[Task]
In the data below, find each line containing the string "روسری" and return it.
----- Dataset excerpts -----
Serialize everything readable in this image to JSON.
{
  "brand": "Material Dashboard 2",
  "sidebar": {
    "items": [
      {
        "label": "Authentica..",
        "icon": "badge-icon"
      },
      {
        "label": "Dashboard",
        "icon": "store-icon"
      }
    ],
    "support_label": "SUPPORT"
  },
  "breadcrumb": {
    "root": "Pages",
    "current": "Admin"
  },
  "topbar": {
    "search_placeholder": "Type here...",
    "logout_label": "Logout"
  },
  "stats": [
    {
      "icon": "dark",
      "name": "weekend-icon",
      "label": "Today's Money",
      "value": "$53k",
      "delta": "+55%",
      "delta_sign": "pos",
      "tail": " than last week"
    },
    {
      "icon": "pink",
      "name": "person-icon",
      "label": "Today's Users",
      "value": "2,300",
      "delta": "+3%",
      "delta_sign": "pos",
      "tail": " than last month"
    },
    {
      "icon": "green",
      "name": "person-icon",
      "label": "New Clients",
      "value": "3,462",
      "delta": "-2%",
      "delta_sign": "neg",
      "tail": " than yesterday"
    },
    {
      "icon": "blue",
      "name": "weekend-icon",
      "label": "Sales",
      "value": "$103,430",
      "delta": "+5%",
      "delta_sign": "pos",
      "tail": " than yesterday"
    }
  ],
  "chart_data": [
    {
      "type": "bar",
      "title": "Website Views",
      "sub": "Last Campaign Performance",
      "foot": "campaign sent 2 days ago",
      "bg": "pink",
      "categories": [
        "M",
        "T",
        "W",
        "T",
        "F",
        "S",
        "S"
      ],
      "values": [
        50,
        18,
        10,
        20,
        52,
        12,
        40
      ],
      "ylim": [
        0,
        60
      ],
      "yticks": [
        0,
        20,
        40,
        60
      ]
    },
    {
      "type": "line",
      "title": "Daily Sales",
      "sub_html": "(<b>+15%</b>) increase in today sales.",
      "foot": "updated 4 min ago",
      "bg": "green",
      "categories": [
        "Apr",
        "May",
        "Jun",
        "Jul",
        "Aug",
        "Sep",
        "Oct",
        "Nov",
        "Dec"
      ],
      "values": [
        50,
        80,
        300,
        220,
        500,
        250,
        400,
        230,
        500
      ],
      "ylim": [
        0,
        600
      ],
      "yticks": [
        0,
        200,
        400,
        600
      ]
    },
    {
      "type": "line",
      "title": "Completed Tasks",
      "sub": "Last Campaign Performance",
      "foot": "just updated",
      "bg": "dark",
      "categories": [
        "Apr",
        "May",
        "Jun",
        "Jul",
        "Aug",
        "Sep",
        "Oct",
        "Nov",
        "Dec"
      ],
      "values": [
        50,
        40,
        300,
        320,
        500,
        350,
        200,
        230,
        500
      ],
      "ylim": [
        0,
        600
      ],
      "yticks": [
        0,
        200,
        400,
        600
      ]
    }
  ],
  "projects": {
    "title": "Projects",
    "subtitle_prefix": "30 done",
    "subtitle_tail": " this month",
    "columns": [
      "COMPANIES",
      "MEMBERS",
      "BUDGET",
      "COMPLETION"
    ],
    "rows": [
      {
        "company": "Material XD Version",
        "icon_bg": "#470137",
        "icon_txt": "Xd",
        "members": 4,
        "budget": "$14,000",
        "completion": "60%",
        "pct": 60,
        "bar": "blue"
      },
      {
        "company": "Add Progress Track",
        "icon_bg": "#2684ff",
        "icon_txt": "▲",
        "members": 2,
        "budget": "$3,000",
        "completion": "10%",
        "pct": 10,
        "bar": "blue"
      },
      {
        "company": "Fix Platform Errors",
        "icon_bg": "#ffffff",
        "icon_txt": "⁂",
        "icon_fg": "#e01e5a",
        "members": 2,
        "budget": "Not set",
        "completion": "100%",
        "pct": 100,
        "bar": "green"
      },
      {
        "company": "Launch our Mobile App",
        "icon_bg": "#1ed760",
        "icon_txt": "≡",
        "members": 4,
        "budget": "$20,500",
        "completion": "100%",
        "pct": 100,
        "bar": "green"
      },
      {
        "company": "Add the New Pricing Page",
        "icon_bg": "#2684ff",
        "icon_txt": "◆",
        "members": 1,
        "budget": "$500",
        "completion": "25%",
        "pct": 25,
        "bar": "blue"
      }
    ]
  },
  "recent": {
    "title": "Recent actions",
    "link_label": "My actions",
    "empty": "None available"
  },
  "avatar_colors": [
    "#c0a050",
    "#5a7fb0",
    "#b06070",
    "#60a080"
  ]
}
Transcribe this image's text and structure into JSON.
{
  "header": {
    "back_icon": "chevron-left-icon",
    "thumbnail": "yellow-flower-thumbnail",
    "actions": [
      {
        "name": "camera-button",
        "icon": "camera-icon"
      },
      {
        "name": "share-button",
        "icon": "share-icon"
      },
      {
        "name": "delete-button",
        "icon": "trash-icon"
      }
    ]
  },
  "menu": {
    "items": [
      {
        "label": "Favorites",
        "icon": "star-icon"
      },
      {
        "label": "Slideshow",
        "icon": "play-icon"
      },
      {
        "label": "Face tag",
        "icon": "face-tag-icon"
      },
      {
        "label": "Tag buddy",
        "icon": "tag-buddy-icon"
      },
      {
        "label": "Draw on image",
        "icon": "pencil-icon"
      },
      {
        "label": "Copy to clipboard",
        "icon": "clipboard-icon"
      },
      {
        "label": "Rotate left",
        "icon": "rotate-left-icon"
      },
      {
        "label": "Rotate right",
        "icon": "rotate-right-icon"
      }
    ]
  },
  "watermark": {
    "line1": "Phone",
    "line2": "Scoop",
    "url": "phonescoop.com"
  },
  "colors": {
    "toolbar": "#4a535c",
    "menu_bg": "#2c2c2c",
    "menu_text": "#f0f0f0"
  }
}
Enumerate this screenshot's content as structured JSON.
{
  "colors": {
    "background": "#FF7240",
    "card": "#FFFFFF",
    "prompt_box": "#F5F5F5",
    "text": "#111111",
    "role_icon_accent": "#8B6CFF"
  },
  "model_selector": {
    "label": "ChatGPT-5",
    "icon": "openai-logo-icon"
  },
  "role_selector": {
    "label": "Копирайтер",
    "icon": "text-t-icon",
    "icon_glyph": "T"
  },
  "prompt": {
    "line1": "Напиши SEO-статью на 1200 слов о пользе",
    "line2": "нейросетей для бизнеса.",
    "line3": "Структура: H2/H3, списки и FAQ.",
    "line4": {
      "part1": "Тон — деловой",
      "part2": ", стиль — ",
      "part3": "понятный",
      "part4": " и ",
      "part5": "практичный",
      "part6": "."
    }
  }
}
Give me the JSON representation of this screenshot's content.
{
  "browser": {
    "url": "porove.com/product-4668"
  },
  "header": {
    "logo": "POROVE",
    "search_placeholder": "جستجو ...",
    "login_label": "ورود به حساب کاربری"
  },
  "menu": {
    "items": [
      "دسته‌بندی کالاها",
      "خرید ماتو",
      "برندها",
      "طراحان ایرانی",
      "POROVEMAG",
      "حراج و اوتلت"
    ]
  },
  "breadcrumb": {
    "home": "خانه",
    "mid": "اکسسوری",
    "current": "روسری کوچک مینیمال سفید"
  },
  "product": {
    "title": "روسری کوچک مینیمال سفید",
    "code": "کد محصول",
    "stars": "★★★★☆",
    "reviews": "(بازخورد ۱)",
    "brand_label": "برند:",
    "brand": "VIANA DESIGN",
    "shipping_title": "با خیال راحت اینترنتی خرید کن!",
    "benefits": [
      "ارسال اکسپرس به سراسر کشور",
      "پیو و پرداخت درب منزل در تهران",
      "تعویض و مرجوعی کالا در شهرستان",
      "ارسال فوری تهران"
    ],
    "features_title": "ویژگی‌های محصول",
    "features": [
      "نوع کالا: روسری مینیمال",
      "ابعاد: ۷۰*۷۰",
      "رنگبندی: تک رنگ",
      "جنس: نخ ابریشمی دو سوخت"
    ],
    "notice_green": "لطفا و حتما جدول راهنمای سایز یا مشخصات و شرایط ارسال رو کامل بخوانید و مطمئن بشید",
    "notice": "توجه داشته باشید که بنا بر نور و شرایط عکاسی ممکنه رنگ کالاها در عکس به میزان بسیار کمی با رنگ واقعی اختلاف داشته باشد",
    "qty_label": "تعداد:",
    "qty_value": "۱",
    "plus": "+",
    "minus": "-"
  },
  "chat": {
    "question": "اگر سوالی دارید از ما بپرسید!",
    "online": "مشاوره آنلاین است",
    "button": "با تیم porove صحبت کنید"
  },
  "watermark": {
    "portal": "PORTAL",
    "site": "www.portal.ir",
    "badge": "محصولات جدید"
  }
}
-----
[Result below]
    "current": "روسری کوچک مینیمال سفید"
    "title": "روسری کوچک مینیمال سفید",
      "نوع کالا: روسری مینیمال",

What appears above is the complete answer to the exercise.